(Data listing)

^^^^

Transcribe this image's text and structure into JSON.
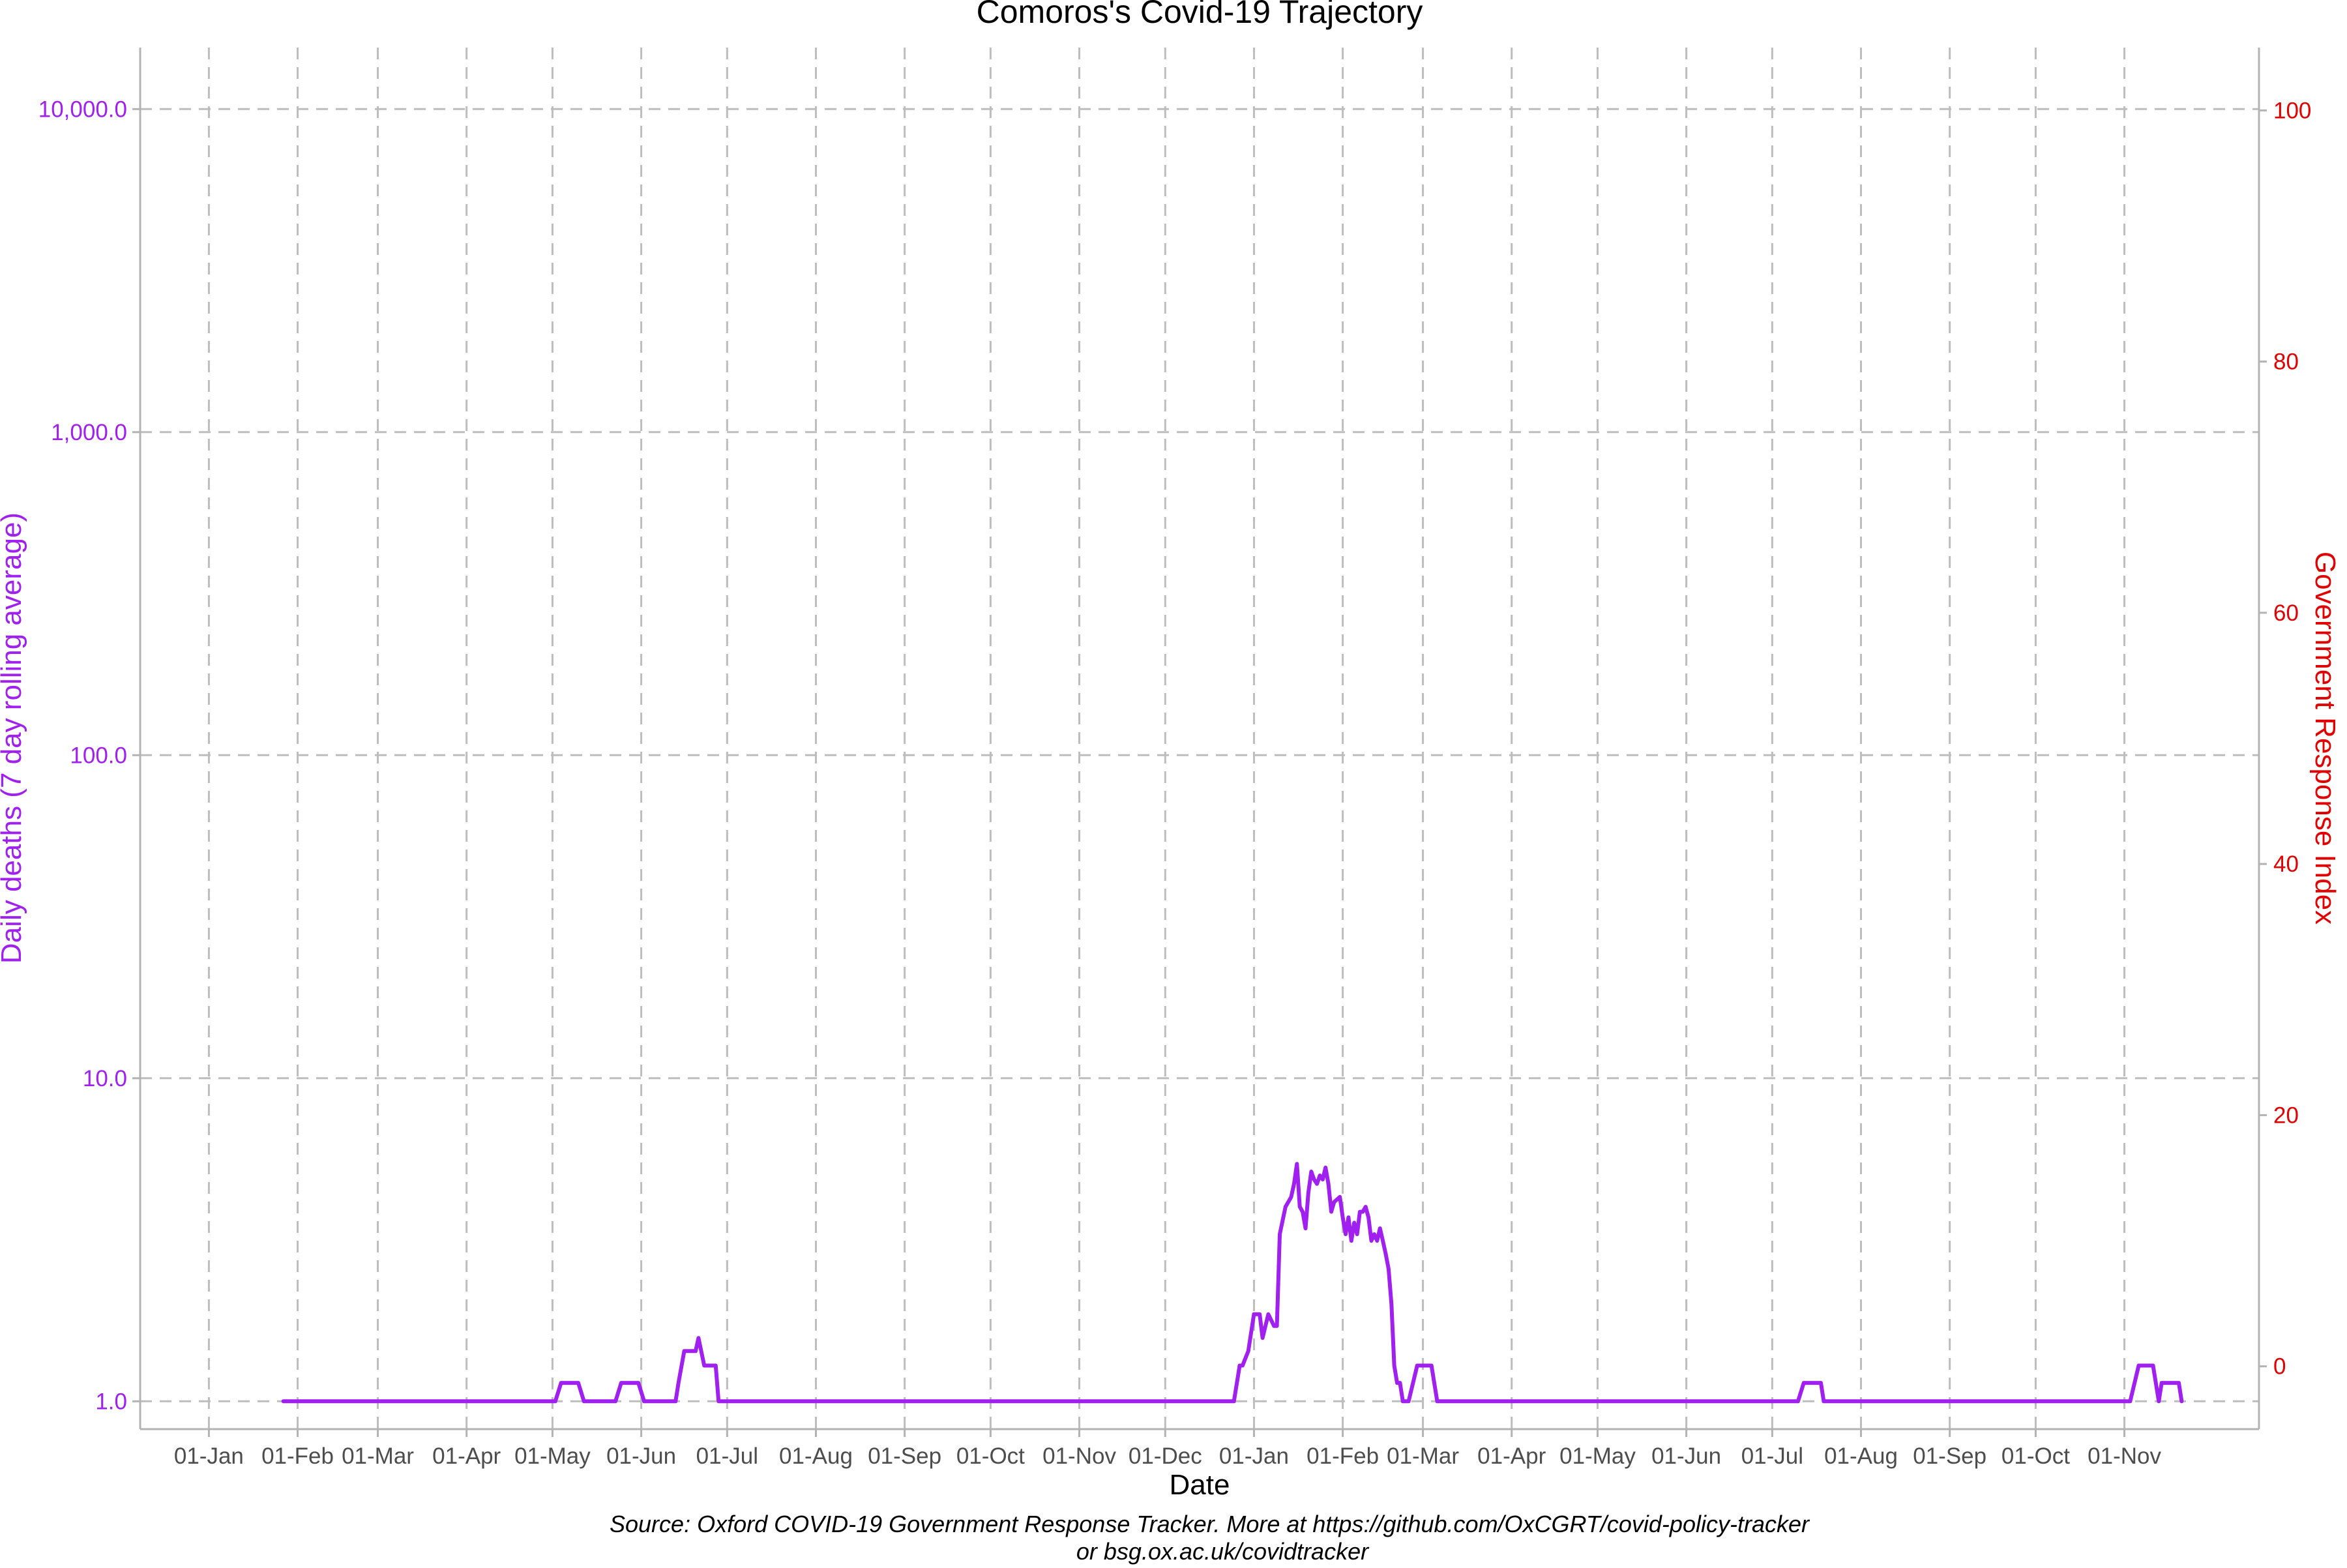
{
  "chart_data": {
    "type": "line",
    "title": "Comoros's Covid-19 Trajectory",
    "xlabel": "Date",
    "ylabel_left": "Daily deaths (7 day rolling average)",
    "ylabel_right": "Government Response Index",
    "y_left_scale": "log10",
    "y_left_lim": [
      0.82,
      15500
    ],
    "y_left_ticks": [
      1,
      10,
      100,
      1000,
      10000
    ],
    "y_left_tick_labels": [
      "1.0",
      "10.0",
      "100.0",
      "1,000.0",
      "10,000.0"
    ],
    "y_right_lim": [
      -5,
      105
    ],
    "y_right_ticks": [
      0,
      20,
      40,
      60,
      80,
      100
    ],
    "y_right_tick_labels": [
      "0",
      "20",
      "40",
      "60",
      "80",
      "100"
    ],
    "x_lim": [
      "2020-12-08",
      "2022-12-18"
    ],
    "x_ticks": [
      "2021-01-01",
      "2021-02-01",
      "2021-03-01",
      "2021-04-01",
      "2021-05-01",
      "2021-06-01",
      "2021-07-01",
      "2021-08-01",
      "2021-09-01",
      "2021-10-01",
      "2021-11-01",
      "2021-12-01",
      "2022-01-01",
      "2022-02-01",
      "2022-03-01",
      "2022-04-01",
      "2022-05-01",
      "2022-06-01",
      "2022-07-01",
      "2022-08-01",
      "2022-09-01",
      "2022-10-01",
      "2022-11-01"
    ],
    "x_tick_labels": [
      "01-Jan",
      "01-Feb",
      "01-Mar",
      "01-Apr",
      "01-May",
      "01-Jun",
      "01-Jul",
      "01-Aug",
      "01-Sep",
      "01-Oct",
      "01-Nov",
      "01-Dec",
      "01-Jan",
      "01-Feb",
      "01-Mar",
      "01-Apr",
      "01-May",
      "01-Jun",
      "01-Jul",
      "01-Aug",
      "01-Sep",
      "01-Oct",
      "01-Nov"
    ],
    "grid": true,
    "series": [
      {
        "axis": "left",
        "color": "#a020f0",
        "points": [
          [
            "2021-01-27",
            1.0
          ],
          [
            "2021-05-02",
            1.0
          ],
          [
            "2021-05-04",
            1.14
          ],
          [
            "2021-05-10",
            1.14
          ],
          [
            "2021-05-12",
            1.0
          ],
          [
            "2021-05-23",
            1.0
          ],
          [
            "2021-05-25",
            1.14
          ],
          [
            "2021-05-31",
            1.14
          ],
          [
            "2021-06-02",
            1.0
          ],
          [
            "2021-06-13",
            1.0
          ],
          [
            "2021-06-14",
            1.14
          ],
          [
            "2021-06-16",
            1.43
          ],
          [
            "2021-06-20",
            1.43
          ],
          [
            "2021-06-21",
            1.57
          ],
          [
            "2021-06-23",
            1.29
          ],
          [
            "2021-06-27",
            1.29
          ],
          [
            "2021-06-28",
            1.0
          ],
          [
            "2021-12-25",
            1.0
          ],
          [
            "2021-12-27",
            1.29
          ],
          [
            "2021-12-28",
            1.29
          ],
          [
            "2021-12-30",
            1.43
          ],
          [
            "2022-01-01",
            1.86
          ],
          [
            "2022-01-03",
            1.86
          ],
          [
            "2022-01-04",
            1.57
          ],
          [
            "2022-01-06",
            1.86
          ],
          [
            "2022-01-08",
            1.71
          ],
          [
            "2022-01-09",
            1.71
          ],
          [
            "2022-01-10",
            3.29
          ],
          [
            "2022-01-12",
            4.0
          ],
          [
            "2022-01-13",
            4.14
          ],
          [
            "2022-01-14",
            4.29
          ],
          [
            "2022-01-15",
            4.71
          ],
          [
            "2022-01-16",
            5.43
          ],
          [
            "2022-01-17",
            4.0
          ],
          [
            "2022-01-18",
            3.86
          ],
          [
            "2022-01-19",
            3.43
          ],
          [
            "2022-01-20",
            4.43
          ],
          [
            "2022-01-21",
            5.14
          ],
          [
            "2022-01-22",
            4.86
          ],
          [
            "2022-01-23",
            4.71
          ],
          [
            "2022-01-24",
            5.0
          ],
          [
            "2022-01-25",
            4.86
          ],
          [
            "2022-01-26",
            5.29
          ],
          [
            "2022-01-27",
            4.71
          ],
          [
            "2022-01-28",
            3.86
          ],
          [
            "2022-01-29",
            4.14
          ],
          [
            "2022-01-31",
            4.29
          ],
          [
            "2022-02-01",
            3.71
          ],
          [
            "2022-02-02",
            3.29
          ],
          [
            "2022-02-03",
            3.71
          ],
          [
            "2022-02-04",
            3.14
          ],
          [
            "2022-02-05",
            3.57
          ],
          [
            "2022-02-06",
            3.29
          ],
          [
            "2022-02-07",
            3.86
          ],
          [
            "2022-02-08",
            3.86
          ],
          [
            "2022-02-09",
            4.0
          ],
          [
            "2022-02-10",
            3.71
          ],
          [
            "2022-02-11",
            3.14
          ],
          [
            "2022-02-12",
            3.29
          ],
          [
            "2022-02-13",
            3.14
          ],
          [
            "2022-02-14",
            3.43
          ],
          [
            "2022-02-15",
            3.14
          ],
          [
            "2022-02-16",
            2.86
          ],
          [
            "2022-02-17",
            2.57
          ],
          [
            "2022-02-18",
            2.0
          ],
          [
            "2022-02-19",
            1.29
          ],
          [
            "2022-02-20",
            1.14
          ],
          [
            "2022-02-21",
            1.14
          ],
          [
            "2022-02-22",
            1.0
          ],
          [
            "2022-02-24",
            1.0
          ],
          [
            "2022-02-27",
            1.29
          ],
          [
            "2022-03-04",
            1.29
          ],
          [
            "2022-03-06",
            1.0
          ],
          [
            "2022-07-10",
            1.0
          ],
          [
            "2022-07-12",
            1.14
          ],
          [
            "2022-07-18",
            1.14
          ],
          [
            "2022-07-19",
            1.0
          ],
          [
            "2022-11-03",
            1.0
          ],
          [
            "2022-11-06",
            1.29
          ],
          [
            "2022-11-11",
            1.29
          ],
          [
            "2022-11-13",
            1.0
          ],
          [
            "2022-11-14",
            1.14
          ],
          [
            "2022-11-20",
            1.14
          ],
          [
            "2022-11-21",
            1.0
          ]
        ]
      }
    ],
    "caption_lines": [
      "Source: Oxford COVID-19 Government Response Tracker. More at https://github.com/OxCGRT/covid-policy-tracker",
      "or bsg.ox.ac.uk/covidtracker"
    ],
    "colors": {
      "deaths": "#a020f0",
      "right_axis": "#e00000",
      "text": "#000000",
      "tick_text": "#4d4d4d"
    }
  }
}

^^^^

- _DIRECTIVE_
Copy out the data above exactly, except the pictures.

- _WRITTEN ANSWER_
Transcribe this image's text and structure into JSON.
{
  "chart_data": {
    "type": "line",
    "title": "Comoros's Covid-19 Trajectory",
    "xlabel": "Date",
    "ylabel_left": "Daily deaths (7 day rolling average)",
    "ylabel_right": "Government Response Index",
    "y_left_scale": "log10",
    "y_left_lim": [
      0.82,
      15500
    ],
    "y_left_ticks": [
      1,
      10,
      100,
      1000,
      10000
    ],
    "y_left_tick_labels": [
      "1.0",
      "10.0",
      "100.0",
      "1,000.0",
      "10,000.0"
    ],
    "y_right_lim": [
      -5,
      105
    ],
    "y_right_ticks": [
      0,
      20,
      40,
      60,
      80,
      100
    ],
    "y_right_tick_labels": [
      "0",
      "20",
      "40",
      "60",
      "80",
      "100"
    ],
    "x_lim": [
      "2020-12-08",
      "2022-12-18"
    ],
    "x_ticks": [
      "2021-01-01",
      "2021-02-01",
      "2021-03-01",
      "2021-04-01",
      "2021-05-01",
      "2021-06-01",
      "2021-07-01",
      "2021-08-01",
      "2021-09-01",
      "2021-10-01",
      "2021-11-01",
      "2021-12-01",
      "2022-01-01",
      "2022-02-01",
      "2022-03-01",
      "2022-04-01",
      "2022-05-01",
      "2022-06-01",
      "2022-07-01",
      "2022-08-01",
      "2022-09-01",
      "2022-10-01",
      "2022-11-01"
    ],
    "x_tick_labels": [
      "01-Jan",
      "01-Feb",
      "01-Mar",
      "01-Apr",
      "01-May",
      "01-Jun",
      "01-Jul",
      "01-Aug",
      "01-Sep",
      "01-Oct",
      "01-Nov",
      "01-Dec",
      "01-Jan",
      "01-Feb",
      "01-Mar",
      "01-Apr",
      "01-May",
      "01-Jun",
      "01-Jul",
      "01-Aug",
      "01-Sep",
      "01-Oct",
      "01-Nov"
    ],
    "grid": true,
    "series": [
      {
        "axis": "left",
        "color": "#a020f0",
        "points": [
          [
            "2021-01-27",
            1.0
          ],
          [
            "2021-05-02",
            1.0
          ],
          [
            "2021-05-04",
            1.14
          ],
          [
            "2021-05-10",
            1.14
          ],
          [
            "2021-05-12",
            1.0
          ],
          [
            "2021-05-23",
            1.0
          ],
          [
            "2021-05-25",
            1.14
          ],
          [
            "2021-05-31",
            1.14
          ],
          [
            "2021-06-02",
            1.0
          ],
          [
            "2021-06-13",
            1.0
          ],
          [
            "2021-06-14",
            1.14
          ],
          [
            "2021-06-16",
            1.43
          ],
          [
            "2021-06-20",
            1.43
          ],
          [
            "2021-06-21",
            1.57
          ],
          [
            "2021-06-23",
            1.29
          ],
          [
            "2021-06-27",
            1.29
          ],
          [
            "2021-06-28",
            1.0
          ],
          [
            "2021-12-25",
            1.0
          ],
          [
            "2021-12-27",
            1.29
          ],
          [
            "2021-12-28",
            1.29
          ],
          [
            "2021-12-30",
            1.43
          ],
          [
            "2022-01-01",
            1.86
          ],
          [
            "2022-01-03",
            1.86
          ],
          [
            "2022-01-04",
            1.57
          ],
          [
            "2022-01-06",
            1.86
          ],
          [
            "2022-01-08",
            1.71
          ],
          [
            "2022-01-09",
            1.71
          ],
          [
            "2022-01-10",
            3.29
          ],
          [
            "2022-01-12",
            4.0
          ],
          [
            "2022-01-13",
            4.14
          ],
          [
            "2022-01-14",
            4.29
          ],
          [
            "2022-01-15",
            4.71
          ],
          [
            "2022-01-16",
            5.43
          ],
          [
            "2022-01-17",
            4.0
          ],
          [
            "2022-01-18",
            3.86
          ],
          [
            "2022-01-19",
            3.43
          ],
          [
            "2022-01-20",
            4.43
          ],
          [
            "2022-01-21",
            5.14
          ],
          [
            "2022-01-22",
            4.86
          ],
          [
            "2022-01-23",
            4.71
          ],
          [
            "2022-01-24",
            5.0
          ],
          [
            "2022-01-25",
            4.86
          ],
          [
            "2022-01-26",
            5.29
          ],
          [
            "2022-01-27",
            4.71
          ],
          [
            "2022-01-28",
            3.86
          ],
          [
            "2022-01-29",
            4.14
          ],
          [
            "2022-01-31",
            4.29
          ],
          [
            "2022-02-01",
            3.71
          ],
          [
            "2022-02-02",
            3.29
          ],
          [
            "2022-02-03",
            3.71
          ],
          [
            "2022-02-04",
            3.14
          ],
          [
            "2022-02-05",
            3.57
          ],
          [
            "2022-02-06",
            3.29
          ],
          [
            "2022-02-07",
            3.86
          ],
          [
            "2022-02-08",
            3.86
          ],
          [
            "2022-02-09",
            4.0
          ],
          [
            "2022-02-10",
            3.71
          ],
          [
            "2022-02-11",
            3.14
          ],
          [
            "2022-02-12",
            3.29
          ],
          [
            "2022-02-13",
            3.14
          ],
          [
            "2022-02-14",
            3.43
          ],
          [
            "2022-02-15",
            3.14
          ],
          [
            "2022-02-16",
            2.86
          ],
          [
            "2022-02-17",
            2.57
          ],
          [
            "2022-02-18",
            2.0
          ],
          [
            "2022-02-19",
            1.29
          ],
          [
            "2022-02-20",
            1.14
          ],
          [
            "2022-02-21",
            1.14
          ],
          [
            "2022-02-22",
            1.0
          ],
          [
            "2022-02-24",
            1.0
          ],
          [
            "2022-02-27",
            1.29
          ],
          [
            "2022-03-04",
            1.29
          ],
          [
            "2022-03-06",
            1.0
          ],
          [
            "2022-07-10",
            1.0
          ],
          [
            "2022-07-12",
            1.14
          ],
          [
            "2022-07-18",
            1.14
          ],
          [
            "2022-07-19",
            1.0
          ],
          [
            "2022-11-03",
            1.0
          ],
          [
            "2022-11-06",
            1.29
          ],
          [
            "2022-11-11",
            1.29
          ],
          [
            "2022-11-13",
            1.0
          ],
          [
            "2022-11-14",
            1.14
          ],
          [
            "2022-11-20",
            1.14
          ],
          [
            "2022-11-21",
            1.0
          ]
        ]
      }
    ],
    "caption_lines": [
      "Source: Oxford COVID-19 Government Response Tracker. More at https://github.com/OxCGRT/covid-policy-tracker",
      "or bsg.ox.ac.uk/covidtracker"
    ],
    "colors": {
      "deaths": "#a020f0",
      "right_axis": "#e00000",
      "text": "#000000",
      "tick_text": "#4d4d4d"
    }
  }
}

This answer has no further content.